* [Brief] Copy out the lines that include the word "clear".

* [Rows]
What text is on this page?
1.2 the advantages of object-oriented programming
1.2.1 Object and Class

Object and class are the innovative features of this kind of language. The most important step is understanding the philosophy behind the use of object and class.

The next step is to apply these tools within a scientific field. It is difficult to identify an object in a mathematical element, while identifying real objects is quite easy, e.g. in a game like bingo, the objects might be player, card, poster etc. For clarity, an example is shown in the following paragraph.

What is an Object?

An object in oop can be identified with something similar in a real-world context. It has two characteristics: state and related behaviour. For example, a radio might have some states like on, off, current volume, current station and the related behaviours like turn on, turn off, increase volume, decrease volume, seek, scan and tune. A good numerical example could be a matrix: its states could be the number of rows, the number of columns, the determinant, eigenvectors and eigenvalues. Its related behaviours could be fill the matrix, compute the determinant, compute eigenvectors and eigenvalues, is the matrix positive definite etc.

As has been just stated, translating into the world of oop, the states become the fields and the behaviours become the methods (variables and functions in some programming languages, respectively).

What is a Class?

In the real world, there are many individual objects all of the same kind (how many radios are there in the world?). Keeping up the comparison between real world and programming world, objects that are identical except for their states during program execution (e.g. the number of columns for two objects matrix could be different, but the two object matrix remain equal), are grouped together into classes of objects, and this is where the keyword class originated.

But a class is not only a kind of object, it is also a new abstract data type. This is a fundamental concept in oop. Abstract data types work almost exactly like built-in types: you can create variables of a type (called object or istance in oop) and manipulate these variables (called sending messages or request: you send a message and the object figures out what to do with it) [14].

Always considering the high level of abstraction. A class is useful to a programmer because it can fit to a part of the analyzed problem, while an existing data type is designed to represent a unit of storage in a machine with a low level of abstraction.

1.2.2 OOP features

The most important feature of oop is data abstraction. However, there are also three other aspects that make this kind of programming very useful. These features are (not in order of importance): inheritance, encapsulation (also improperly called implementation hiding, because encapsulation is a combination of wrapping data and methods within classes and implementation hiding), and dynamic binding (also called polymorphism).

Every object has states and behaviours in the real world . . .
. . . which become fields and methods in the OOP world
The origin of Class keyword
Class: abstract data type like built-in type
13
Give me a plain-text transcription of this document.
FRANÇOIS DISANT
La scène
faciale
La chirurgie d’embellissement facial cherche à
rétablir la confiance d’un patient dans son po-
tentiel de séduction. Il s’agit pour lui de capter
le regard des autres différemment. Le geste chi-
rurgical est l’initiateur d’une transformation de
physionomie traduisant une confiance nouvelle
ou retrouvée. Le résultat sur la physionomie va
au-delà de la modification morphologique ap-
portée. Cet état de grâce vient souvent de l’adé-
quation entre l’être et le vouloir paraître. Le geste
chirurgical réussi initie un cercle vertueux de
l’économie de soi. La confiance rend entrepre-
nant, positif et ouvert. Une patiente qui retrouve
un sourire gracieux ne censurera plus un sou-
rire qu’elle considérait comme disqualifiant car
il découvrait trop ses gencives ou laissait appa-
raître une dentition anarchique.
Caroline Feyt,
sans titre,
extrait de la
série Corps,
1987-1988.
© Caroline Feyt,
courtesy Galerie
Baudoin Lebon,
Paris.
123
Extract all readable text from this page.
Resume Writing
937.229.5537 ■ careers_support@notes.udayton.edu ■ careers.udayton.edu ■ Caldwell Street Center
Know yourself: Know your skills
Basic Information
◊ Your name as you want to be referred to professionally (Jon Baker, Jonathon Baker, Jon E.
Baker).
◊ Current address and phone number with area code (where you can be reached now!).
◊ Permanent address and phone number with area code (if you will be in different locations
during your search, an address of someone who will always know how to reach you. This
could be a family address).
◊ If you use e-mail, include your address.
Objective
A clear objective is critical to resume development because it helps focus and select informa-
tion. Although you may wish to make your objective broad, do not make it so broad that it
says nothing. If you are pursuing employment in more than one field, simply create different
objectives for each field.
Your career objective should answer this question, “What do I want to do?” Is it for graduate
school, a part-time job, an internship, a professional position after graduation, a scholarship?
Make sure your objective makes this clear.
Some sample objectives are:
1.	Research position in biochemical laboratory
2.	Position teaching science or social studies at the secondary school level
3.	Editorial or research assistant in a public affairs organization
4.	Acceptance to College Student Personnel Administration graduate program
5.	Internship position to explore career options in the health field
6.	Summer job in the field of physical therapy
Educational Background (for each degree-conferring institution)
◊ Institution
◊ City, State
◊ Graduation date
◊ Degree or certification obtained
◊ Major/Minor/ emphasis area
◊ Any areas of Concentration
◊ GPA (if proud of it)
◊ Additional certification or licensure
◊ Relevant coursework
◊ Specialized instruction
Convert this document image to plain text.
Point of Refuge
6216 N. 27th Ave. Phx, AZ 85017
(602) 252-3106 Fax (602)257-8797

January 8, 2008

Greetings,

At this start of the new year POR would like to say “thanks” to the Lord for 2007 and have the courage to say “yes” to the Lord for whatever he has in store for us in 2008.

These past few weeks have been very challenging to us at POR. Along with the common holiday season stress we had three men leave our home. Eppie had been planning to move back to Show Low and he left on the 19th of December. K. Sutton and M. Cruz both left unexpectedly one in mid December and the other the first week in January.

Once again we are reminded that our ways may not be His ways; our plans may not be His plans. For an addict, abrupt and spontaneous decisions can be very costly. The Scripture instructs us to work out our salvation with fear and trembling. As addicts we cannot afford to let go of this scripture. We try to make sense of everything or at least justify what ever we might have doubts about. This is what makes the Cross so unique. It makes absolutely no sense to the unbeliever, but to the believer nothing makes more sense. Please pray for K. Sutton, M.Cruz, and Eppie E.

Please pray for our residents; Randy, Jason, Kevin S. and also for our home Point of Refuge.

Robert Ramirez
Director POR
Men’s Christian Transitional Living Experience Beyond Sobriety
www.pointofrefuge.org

* [Task result]
A clear objective is critical to resume development because it helps focus and select informa-
Make sure your objective makes this clear.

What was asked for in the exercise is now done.